--- EXTRACT TO READ ---
This also prevents you from accidentally modifying last_modified later on.

> +      if (last_modified != -1)
> +        {
> +          /* Note the modification time for the requested resource, and
> +             include the Last-Modified header in the response. */
> +          ap_update_mtime(r, last_modified);
> +          ap_set_last_modified(r);
> +        }
> +    }
> +
>    /* generate our etag and place it into the output */
>    apr_table_setn(r->headers_out, "ETag",
>                   dav_svn__getetag(resource, resource->pool));
> Index: subversion/tests/cmdline/mod_dav_svn_tests.py
> ===================================================================
> --- subversion/tests/cmdline/mod_dav_svn_tests.py    (revision 1866345)
> +++ subversion/tests/cmdline/mod_dav_svn_tests.py    (working copy)
> @@ -640,6 +640,29 @@ def propfind_propname(sbox):
>    actual_response = r.read()
>    verify_xml_response(expected_response, actual_response)
>
> +@SkipUnless(svntest.main.is_ra_type_dav)
> +def last_modified_header(sbox):
> +  "verify 'Last-Modified' header on 'external' GETs"
> +
> +  sbox.build(create_wc=False, read_only=True)
> +
> +  headers = {
> +    'Authorization': 'Basic ' +
> base64.b64encode(b'jconstant:rayjandom').decode(),
> +  }
> +
> +  h = svntest.main.create_http_connection(sbox.repo_url)
> +
> +  # GET /repos/iota
> +  # Expect to see a Last-Modified header.
> +  h.request('GET', sbox.repo_url + '/iota', None, headers)
> +  r = h.getresponse()
> +  if r.status != httplib.OK:
> +    raise svntest.Failure('Request failed: %d %s' % (r.status, r.reason))
> +  svntest.verify.compare_and_display_lines(None, 'Last-Modified',
> +                                           svntest.verify.RegexOutput('.+'),
> +                                           r.getheader('Last-Modified'))
> +  r.read()

Interesting approach ... and sure, it should work.

But I'd also add a test to check that Last-Modified is *not* set on
responses to versioned-resource URLs. And maybe also check that the HEAD
method returns this header as well -- it should, and checking for that
won't hurt.

-- Brane

Re: Last-Modified HTTP header in GET responses

Posted by Johan Corveleyn <jc...@gmail.com>.
On Tue, Sep 3, 2019 at 8:01 AM Branko Čibej <br...@apache.org> wrote:
>
> On 02.09.2019 16:20, Johan Corveleyn wrote:
> > On Fri, Jan 15, 2016 at 1:58 PM Ivan Zhakov <iv...@visualsvn.com> wrote:
> >> On 7 January 2016 at 10:34, Ivan Zhakov <iv...@visualsvn.com> wrote:
> >>> On 6 January 2016 at 08:14, Greg Stein <gs...@gmail.com> wrote:
> >>>> Personally, I'd be more interested in the effects on the network and its
> >>>> caching ability. Do we really need to save CPU/IO on the server? Today's
> >>>> servers seem more than capable, and are there really svn servers out in the
> >>>> wild getting so crushed, that this is important? It seems that as long as
> >>>> proxies/etc can properly cache the results, and (thus) avoid future touches
> >>>> on the backend server, then we're good to go.
--- RECORD LIST ---
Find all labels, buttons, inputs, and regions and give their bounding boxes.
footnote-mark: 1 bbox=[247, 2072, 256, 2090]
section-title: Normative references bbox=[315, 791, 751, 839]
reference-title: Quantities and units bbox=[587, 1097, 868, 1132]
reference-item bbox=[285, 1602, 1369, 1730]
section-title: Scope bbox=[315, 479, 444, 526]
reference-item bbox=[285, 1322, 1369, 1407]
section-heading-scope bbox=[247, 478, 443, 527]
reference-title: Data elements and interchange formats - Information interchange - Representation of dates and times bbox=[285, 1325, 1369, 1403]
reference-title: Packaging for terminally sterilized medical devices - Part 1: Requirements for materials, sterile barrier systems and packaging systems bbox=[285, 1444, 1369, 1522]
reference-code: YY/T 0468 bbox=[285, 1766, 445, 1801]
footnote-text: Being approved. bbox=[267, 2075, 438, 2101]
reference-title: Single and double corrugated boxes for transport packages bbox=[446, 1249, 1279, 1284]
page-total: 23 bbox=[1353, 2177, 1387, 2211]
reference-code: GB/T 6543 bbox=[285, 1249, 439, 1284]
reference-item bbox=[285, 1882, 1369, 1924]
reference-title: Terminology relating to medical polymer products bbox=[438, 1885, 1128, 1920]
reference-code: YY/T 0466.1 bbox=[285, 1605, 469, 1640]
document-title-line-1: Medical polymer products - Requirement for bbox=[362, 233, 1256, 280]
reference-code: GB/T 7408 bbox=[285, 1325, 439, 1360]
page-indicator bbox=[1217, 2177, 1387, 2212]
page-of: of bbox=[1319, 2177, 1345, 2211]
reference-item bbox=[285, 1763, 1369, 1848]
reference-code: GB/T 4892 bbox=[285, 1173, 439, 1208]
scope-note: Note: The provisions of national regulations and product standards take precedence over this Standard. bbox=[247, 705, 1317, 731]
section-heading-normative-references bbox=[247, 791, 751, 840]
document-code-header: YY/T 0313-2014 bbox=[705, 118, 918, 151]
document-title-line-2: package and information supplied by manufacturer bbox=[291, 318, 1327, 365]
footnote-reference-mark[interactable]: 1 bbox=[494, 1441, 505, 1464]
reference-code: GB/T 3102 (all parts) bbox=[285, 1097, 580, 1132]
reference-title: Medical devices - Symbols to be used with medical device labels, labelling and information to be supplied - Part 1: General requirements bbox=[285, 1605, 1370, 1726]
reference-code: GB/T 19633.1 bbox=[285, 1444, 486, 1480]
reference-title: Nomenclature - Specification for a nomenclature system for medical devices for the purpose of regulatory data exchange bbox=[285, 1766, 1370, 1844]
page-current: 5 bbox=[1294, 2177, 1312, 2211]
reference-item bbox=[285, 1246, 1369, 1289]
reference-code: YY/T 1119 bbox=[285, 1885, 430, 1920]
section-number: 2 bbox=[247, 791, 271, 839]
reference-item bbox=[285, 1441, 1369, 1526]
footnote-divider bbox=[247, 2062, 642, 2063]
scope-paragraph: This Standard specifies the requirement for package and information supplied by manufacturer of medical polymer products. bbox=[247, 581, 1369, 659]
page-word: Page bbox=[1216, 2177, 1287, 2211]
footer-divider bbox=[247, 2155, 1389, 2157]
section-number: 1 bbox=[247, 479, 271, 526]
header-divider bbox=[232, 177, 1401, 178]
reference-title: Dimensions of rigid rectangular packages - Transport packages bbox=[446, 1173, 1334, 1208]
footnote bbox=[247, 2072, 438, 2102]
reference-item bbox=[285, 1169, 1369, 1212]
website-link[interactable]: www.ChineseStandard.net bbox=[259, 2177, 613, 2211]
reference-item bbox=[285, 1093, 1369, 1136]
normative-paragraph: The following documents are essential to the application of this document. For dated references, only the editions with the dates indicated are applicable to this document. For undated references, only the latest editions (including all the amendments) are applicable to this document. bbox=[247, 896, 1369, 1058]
---
» BRIEF A
Could you repeat, word for word, the stretch of the Last-Modified thread from "Interesting approach ..." through "Johan Corveleyn <jc...@gmail.com>."?
» BRIEF B
What comes next in the Last-Modified thread after its final line? Write the continuation.
The material has no connection to the Last-Modified thread.

» EXERCISE ANSWER A
Interesting approach ... and sure, it should work.

But I'd also add a test to check that Last-Modified is *not* set on
responses to versioned-resource URLs. And maybe also check that the HEAD
method returns this header as well -- it should, and checking for that
won't hurt.

-- Brane

Re: Last-Modified HTTP header in GET responses

Posted by Johan Corveleyn <jc...@gmail.com>.

» EXERCISE ANSWER B
> >>>>
> >>>> If the patch doesn't affect the caching (which it sounds like "no"), then
> >>>> just go with it. Sure, it is neat to look at ayscalls, but... why? I don't
> >>>> understand the need to examine/profile. Educate me?
> >>>>
> >>> The patch should not affect HTTP caching for two reasons:
> >>> 1. Browsers and proxies supports ETag and use it instead of
> >>> Last-Modified header.
> >>> 2. ETag and Last-Modified headers are used only for cache
> >>> re-validation when max-age is expired. But Subversion sets max-age=1
> >>> week for resources with specific revision in URL
> >>> (http://server/!svn/rvr/1/path). max-age=0 is only used for public
> >>> URLs without revision, i.e. http://server/path)
> >>>
> >>> As far I know proxy usage are limited to public servers with anonymous
> >>> access, since caching of HTTP responses with Authorization is
> >>> prohibited by RFC.
> >>>
> >>> Anyway I agree that trading bandwidth usage to save some CPU/IO on the
> >>> server doesn't make sense, but Last-Modified case is the different:
> >>> Subversion server wasting 10%+ of server resources to produce unused
> >>> header.
> >>>
> >>> I don't have access to svn.apache.org server performance stats, but I
> >>> suppose it's pretty busy server and Infra team would welcome any
> >>> Subversion server performance improvements.
> >>>
> >> Committed in r1724790.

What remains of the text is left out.